> [What you need to do]: In the entries below, count each line holding the word "this". Answer with the total alone.

[Entries from a dataset]
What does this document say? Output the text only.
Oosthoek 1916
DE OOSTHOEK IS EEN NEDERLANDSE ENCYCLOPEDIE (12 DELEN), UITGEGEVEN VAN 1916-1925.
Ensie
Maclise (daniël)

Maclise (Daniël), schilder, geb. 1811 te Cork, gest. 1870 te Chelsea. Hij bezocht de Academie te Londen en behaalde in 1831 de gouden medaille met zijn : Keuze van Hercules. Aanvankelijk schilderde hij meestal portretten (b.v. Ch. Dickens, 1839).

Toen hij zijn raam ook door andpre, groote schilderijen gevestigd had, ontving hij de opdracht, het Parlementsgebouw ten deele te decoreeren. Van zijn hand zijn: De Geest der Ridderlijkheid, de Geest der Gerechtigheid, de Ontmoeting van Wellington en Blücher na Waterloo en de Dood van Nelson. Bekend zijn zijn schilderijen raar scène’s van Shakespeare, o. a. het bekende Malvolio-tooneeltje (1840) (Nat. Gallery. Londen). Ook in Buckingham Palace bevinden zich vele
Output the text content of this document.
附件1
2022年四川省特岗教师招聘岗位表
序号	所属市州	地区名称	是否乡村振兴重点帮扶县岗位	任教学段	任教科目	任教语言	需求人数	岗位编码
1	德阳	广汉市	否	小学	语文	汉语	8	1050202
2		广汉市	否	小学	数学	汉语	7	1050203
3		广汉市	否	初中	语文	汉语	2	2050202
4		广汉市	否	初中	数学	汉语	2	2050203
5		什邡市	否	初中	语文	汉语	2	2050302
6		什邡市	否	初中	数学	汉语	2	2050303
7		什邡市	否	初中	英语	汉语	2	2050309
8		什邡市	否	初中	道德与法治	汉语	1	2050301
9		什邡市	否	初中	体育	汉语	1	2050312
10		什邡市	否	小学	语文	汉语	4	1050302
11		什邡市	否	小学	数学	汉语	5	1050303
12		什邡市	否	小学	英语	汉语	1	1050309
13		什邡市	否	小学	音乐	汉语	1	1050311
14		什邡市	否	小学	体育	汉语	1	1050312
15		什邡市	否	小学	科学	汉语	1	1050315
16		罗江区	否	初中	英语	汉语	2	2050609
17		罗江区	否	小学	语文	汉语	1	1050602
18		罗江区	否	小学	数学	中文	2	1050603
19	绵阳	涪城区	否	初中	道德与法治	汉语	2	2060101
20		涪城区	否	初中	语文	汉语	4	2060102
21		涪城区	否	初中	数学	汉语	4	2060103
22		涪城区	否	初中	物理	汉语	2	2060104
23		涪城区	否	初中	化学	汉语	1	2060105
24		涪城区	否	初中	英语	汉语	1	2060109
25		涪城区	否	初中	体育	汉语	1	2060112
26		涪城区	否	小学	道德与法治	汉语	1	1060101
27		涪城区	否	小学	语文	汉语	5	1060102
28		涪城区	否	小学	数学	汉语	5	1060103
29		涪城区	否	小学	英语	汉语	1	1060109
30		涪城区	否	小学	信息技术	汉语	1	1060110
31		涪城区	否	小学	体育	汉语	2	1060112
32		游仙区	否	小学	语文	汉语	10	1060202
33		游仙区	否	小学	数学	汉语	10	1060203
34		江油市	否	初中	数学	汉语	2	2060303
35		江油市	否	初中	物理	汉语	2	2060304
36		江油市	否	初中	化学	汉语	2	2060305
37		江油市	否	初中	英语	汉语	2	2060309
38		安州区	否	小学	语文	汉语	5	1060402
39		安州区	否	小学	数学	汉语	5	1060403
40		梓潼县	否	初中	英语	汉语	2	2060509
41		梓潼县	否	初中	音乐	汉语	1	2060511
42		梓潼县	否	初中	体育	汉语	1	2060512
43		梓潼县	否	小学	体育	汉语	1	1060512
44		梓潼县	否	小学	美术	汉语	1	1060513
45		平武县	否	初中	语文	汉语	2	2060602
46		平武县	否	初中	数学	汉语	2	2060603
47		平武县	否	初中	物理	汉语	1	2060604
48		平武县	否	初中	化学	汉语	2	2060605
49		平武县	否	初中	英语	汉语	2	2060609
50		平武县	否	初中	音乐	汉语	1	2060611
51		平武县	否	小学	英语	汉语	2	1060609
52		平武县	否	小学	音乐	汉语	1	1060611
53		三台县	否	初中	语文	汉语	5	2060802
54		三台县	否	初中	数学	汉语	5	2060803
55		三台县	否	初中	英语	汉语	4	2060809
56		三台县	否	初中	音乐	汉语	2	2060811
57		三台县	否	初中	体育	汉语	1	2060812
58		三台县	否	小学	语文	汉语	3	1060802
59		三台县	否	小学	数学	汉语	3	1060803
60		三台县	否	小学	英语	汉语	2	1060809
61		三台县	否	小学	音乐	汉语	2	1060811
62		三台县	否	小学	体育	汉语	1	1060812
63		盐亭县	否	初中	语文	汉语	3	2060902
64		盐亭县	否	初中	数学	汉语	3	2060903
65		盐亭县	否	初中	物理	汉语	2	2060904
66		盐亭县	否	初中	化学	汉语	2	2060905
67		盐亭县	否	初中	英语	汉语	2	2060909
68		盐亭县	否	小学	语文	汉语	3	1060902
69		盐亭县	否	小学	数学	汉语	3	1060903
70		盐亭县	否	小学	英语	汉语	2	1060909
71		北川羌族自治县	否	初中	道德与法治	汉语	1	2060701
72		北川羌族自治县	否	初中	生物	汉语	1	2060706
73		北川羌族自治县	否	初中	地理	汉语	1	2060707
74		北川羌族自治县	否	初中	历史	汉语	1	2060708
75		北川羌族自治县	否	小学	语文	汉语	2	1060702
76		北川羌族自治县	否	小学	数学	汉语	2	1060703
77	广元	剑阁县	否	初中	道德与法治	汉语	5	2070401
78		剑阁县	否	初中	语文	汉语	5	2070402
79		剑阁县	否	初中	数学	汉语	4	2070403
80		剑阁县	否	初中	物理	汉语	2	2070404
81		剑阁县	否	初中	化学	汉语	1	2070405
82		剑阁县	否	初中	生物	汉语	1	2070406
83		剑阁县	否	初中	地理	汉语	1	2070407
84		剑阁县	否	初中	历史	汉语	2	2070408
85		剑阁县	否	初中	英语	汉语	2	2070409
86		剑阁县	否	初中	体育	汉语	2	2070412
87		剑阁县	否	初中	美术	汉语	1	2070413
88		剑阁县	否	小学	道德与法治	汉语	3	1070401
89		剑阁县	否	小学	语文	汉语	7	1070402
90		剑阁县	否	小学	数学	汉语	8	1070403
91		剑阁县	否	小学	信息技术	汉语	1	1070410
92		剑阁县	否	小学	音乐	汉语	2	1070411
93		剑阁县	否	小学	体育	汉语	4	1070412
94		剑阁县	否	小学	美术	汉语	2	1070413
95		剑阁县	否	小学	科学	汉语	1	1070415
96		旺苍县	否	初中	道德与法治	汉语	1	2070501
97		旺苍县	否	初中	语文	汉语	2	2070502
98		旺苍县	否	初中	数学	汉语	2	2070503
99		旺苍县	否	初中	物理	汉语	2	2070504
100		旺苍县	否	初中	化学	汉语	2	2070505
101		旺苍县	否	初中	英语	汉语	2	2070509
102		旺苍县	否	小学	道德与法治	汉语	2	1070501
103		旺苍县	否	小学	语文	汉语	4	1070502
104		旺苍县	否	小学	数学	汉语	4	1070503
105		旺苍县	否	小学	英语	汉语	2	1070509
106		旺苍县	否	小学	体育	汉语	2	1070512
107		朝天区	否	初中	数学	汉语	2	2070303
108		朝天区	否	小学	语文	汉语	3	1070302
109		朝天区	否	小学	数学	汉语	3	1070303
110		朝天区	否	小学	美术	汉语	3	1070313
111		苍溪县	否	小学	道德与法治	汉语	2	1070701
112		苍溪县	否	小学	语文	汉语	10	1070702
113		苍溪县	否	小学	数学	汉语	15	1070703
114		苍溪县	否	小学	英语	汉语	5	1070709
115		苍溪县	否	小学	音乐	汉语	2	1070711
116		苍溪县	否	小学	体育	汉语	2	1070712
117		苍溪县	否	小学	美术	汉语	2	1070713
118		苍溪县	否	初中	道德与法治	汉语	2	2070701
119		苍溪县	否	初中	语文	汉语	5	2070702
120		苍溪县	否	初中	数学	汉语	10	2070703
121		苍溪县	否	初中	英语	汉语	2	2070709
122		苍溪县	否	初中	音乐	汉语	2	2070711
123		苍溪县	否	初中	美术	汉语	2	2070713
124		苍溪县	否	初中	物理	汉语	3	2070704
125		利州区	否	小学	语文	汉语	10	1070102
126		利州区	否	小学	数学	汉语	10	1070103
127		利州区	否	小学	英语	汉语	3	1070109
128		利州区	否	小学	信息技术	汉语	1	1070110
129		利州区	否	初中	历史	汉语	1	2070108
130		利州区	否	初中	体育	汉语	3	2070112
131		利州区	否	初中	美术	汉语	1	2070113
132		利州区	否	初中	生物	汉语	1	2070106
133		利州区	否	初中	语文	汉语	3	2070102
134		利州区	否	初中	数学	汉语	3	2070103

> [Complete response]: 2